>> START Available data

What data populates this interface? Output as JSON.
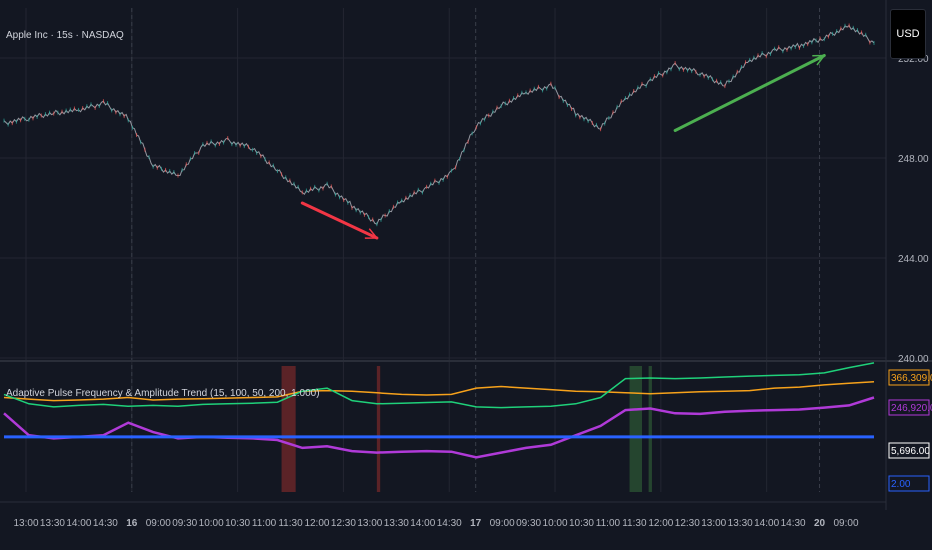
{
  "header": {
    "symbol_title": "Apple Inc · 15s · NASDAQ",
    "currency": "USD"
  },
  "indicator": {
    "title": "Adaptive Pulse Frequency & Amplitude Trend (15, 100, 50, 200, 1.000)"
  },
  "colors": {
    "background": "#131722",
    "grid": "#232632",
    "price_line": "#9598a1",
    "up_candle": "#26a69a",
    "down_candle": "#ef5350",
    "bear_arrow": "#f23645",
    "bull_arrow": "#4caf50",
    "green_line": "#1fd17a",
    "orange_line": "#f7a21b",
    "purple_line": "#b03ad8",
    "blue_line": "#2962ff",
    "red_zone": "#7a2a2a",
    "green_zone": "#2e5a34"
  },
  "price_axis": {
    "ticks": [
      "252.00",
      "248.00",
      "244.00",
      "240.00"
    ]
  },
  "indicator_axis": {
    "tags": [
      {
        "text": "366,309.00",
        "color": "#f7a21b"
      },
      {
        "text": "246,920.00",
        "color": "#b03ad8"
      },
      {
        "text": "5,696.00",
        "color": "#ffffff"
      },
      {
        "text": "2.00",
        "color": "#2962ff"
      }
    ]
  },
  "time_axis": {
    "labels": [
      "13:00",
      "13:30",
      "14:00",
      "14:30",
      "16",
      "09:00",
      "09:30",
      "10:00",
      "10:30",
      "11:00",
      "11:30",
      "12:00",
      "12:30",
      "13:00",
      "13:30",
      "14:00",
      "14:30",
      "17",
      "09:00",
      "09:30",
      "10:00",
      "10:30",
      "11:00",
      "11:30",
      "12:00",
      "12:30",
      "13:00",
      "13:30",
      "14:00",
      "14:30",
      "20",
      "09:00"
    ],
    "bold_labels": [
      "16",
      "17",
      "20"
    ]
  },
  "chart_data": [
    {
      "type": "line",
      "title": "Apple Inc · 15s · NASDAQ",
      "ylim": [
        240,
        254
      ],
      "x": [
        0,
        3,
        6,
        9,
        12,
        15,
        18,
        21,
        24,
        27,
        30,
        33,
        36,
        39,
        42,
        45,
        48,
        51,
        54,
        57,
        60,
        63,
        66,
        69,
        72,
        75,
        78,
        81,
        84,
        87,
        90,
        93,
        96,
        99,
        102,
        105
      ],
      "values": [
        249.4,
        249.6,
        249.8,
        249.9,
        250.2,
        249.6,
        247.7,
        247.3,
        248.5,
        248.7,
        248.4,
        247.5,
        246.6,
        246.9,
        246.1,
        245.4,
        246.3,
        246.8,
        247.4,
        249.3,
        250.1,
        250.6,
        250.9,
        249.8,
        249.2,
        250.4,
        251.1,
        251.7,
        251.4,
        250.9,
        251.9,
        252.3,
        252.5,
        252.8,
        253.3,
        252.6
      ],
      "annotations": [
        {
          "type": "arrow",
          "direction": "down",
          "from": [
            36,
            246.2
          ],
          "to": [
            45,
            244.8
          ]
        },
        {
          "type": "arrow",
          "direction": "up",
          "from": [
            81,
            249.1
          ],
          "to": [
            99,
            252.1
          ]
        }
      ]
    },
    {
      "type": "line",
      "title": "Adaptive Pulse Frequency & Amplitude Trend (15, 100, 50, 200, 1.000)",
      "ylim": [
        0,
        400000
      ],
      "x": [
        0,
        3,
        6,
        9,
        12,
        15,
        18,
        21,
        24,
        27,
        30,
        33,
        36,
        39,
        42,
        45,
        48,
        51,
        54,
        57,
        60,
        63,
        66,
        69,
        72,
        75,
        78,
        81,
        84,
        87,
        90,
        93,
        96,
        99,
        102,
        105
      ],
      "series": [
        {
          "values": [
            300000,
            295000,
            290000,
            292000,
            295000,
            300000,
            292000,
            295000,
            296000,
            298000,
            300000,
            302000,
            320000,
            322000,
            320000,
            315000,
            310000,
            308000,
            310000,
            330000,
            335000,
            330000,
            325000,
            320000,
            318000,
            315000,
            312000,
            315000,
            318000,
            320000,
            322000,
            330000,
            333000,
            340000,
            345000,
            350000
          ]
        },
        {
          "values": [
            310000,
            280000,
            270000,
            275000,
            278000,
            272000,
            275000,
            272000,
            278000,
            280000,
            282000,
            285000,
            320000,
            330000,
            290000,
            280000,
            282000,
            284000,
            286000,
            270000,
            268000,
            270000,
            272000,
            280000,
            300000,
            360000,
            362000,
            360000,
            362000,
            365000,
            368000,
            370000,
            372000,
            378000,
            395000,
            410000
          ]
        },
        {
          "values": [
            250000,
            180000,
            170000,
            175000,
            180000,
            220000,
            190000,
            170000,
            175000,
            172000,
            170000,
            165000,
            140000,
            145000,
            130000,
            125000,
            128000,
            130000,
            128000,
            110000,
            125000,
            140000,
            150000,
            180000,
            210000,
            260000,
            265000,
            250000,
            248000,
            255000,
            258000,
            260000,
            262000,
            268000,
            275000,
            300000
          ]
        },
        {
          "values": [
            175000,
            175000,
            175000,
            175000,
            175000,
            175000,
            175000,
            175000,
            175000,
            175000,
            175000,
            175000,
            175000,
            175000,
            175000,
            175000,
            175000,
            175000,
            175000,
            175000,
            175000,
            175000,
            175000,
            175000,
            175000,
            175000,
            175000,
            175000,
            175000,
            175000,
            175000,
            175000,
            175000,
            175000,
            175000,
            175000
          ]
        }
      ],
      "zones": [
        {
          "type": "red",
          "x0": 33.5,
          "x1": 35.2
        },
        {
          "type": "red",
          "x0": 45,
          "x1": 45.4
        },
        {
          "type": "green",
          "x0": 75.5,
          "x1": 77
        },
        {
          "type": "green",
          "x0": 77.8,
          "x1": 78.2
        }
      ]
    }
  ]
}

>> END Available data

(What the task requires) Check every line of the entries above for the word "Amplitude" and report how many lines contain it, giving the number only.

(Task solution) 2